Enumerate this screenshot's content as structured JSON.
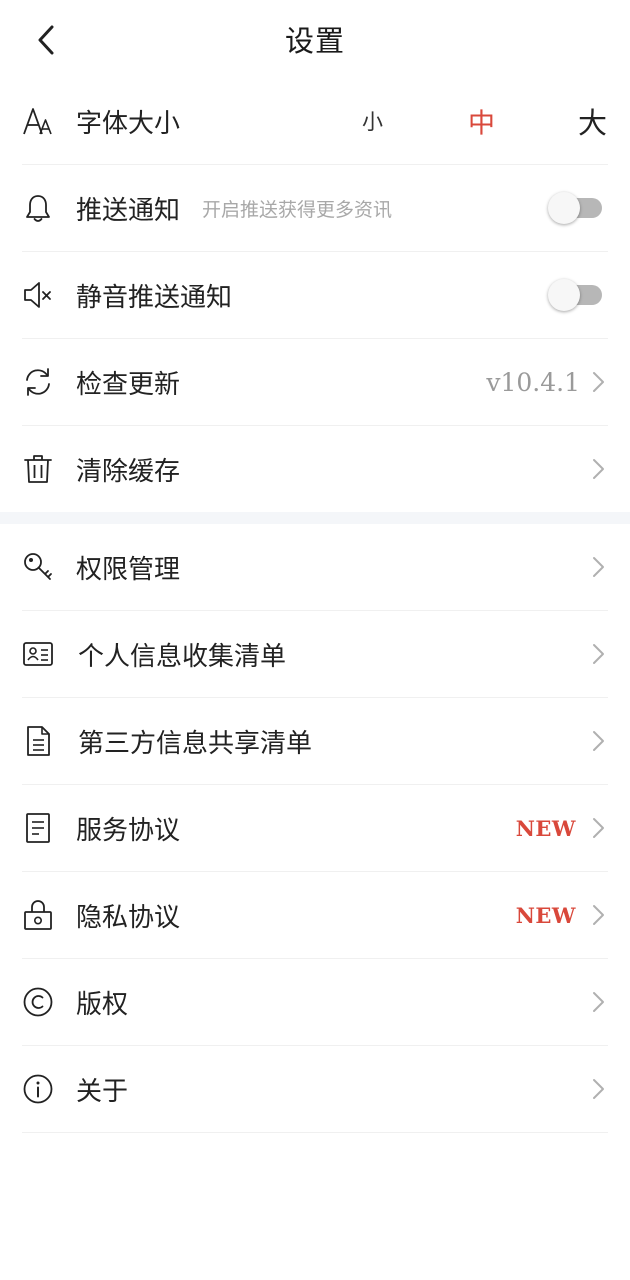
{
  "header": {
    "title": "设置"
  },
  "font_size": {
    "label": "字体大小",
    "options": [
      "小",
      "中",
      "大"
    ],
    "selected": "中"
  },
  "push": {
    "label": "推送通知",
    "hint": "开启推送获得更多资讯",
    "enabled": false
  },
  "mute_push": {
    "label": "静音推送通知",
    "enabled": false
  },
  "update": {
    "label": "检查更新",
    "version": "v10.4.1"
  },
  "cache": {
    "label": "清除缓存"
  },
  "section2": [
    {
      "label": "权限管理",
      "icon": "key-icon"
    },
    {
      "label": "个人信息收集清单",
      "icon": "id-card-icon"
    },
    {
      "label": "第三方信息共享清单",
      "icon": "document-icon"
    },
    {
      "label": "服务协议",
      "icon": "agreement-icon",
      "badge": "NEW"
    },
    {
      "label": "隐私协议",
      "icon": "lock-icon",
      "badge": "NEW"
    },
    {
      "label": "版权",
      "icon": "copyright-icon"
    },
    {
      "label": "关于",
      "icon": "info-icon"
    }
  ],
  "colors": {
    "accent": "#d9483b",
    "text": "#222222",
    "muted": "#9a9a9a",
    "divider": "#f0f0f0",
    "section_bg": "#f4f6f9"
  }
}
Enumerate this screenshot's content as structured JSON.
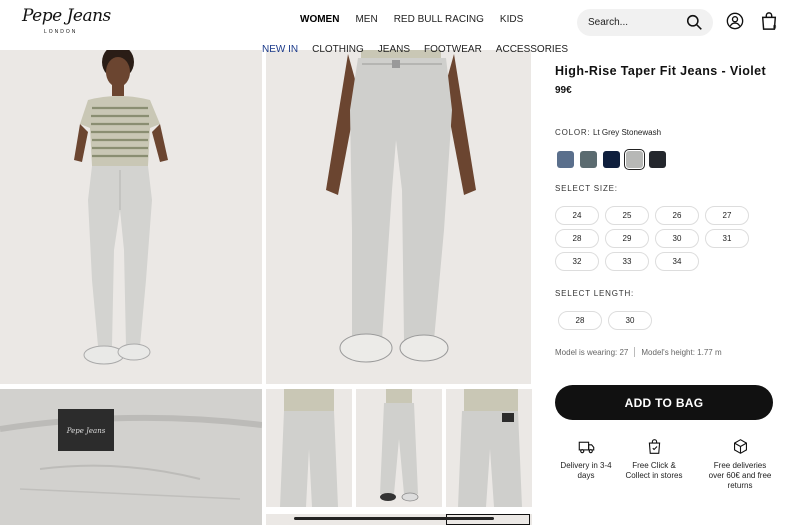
==================================================
» Do this
State the count of lines above containing the string "icon", and add nothing to it.

» Answer for the task
7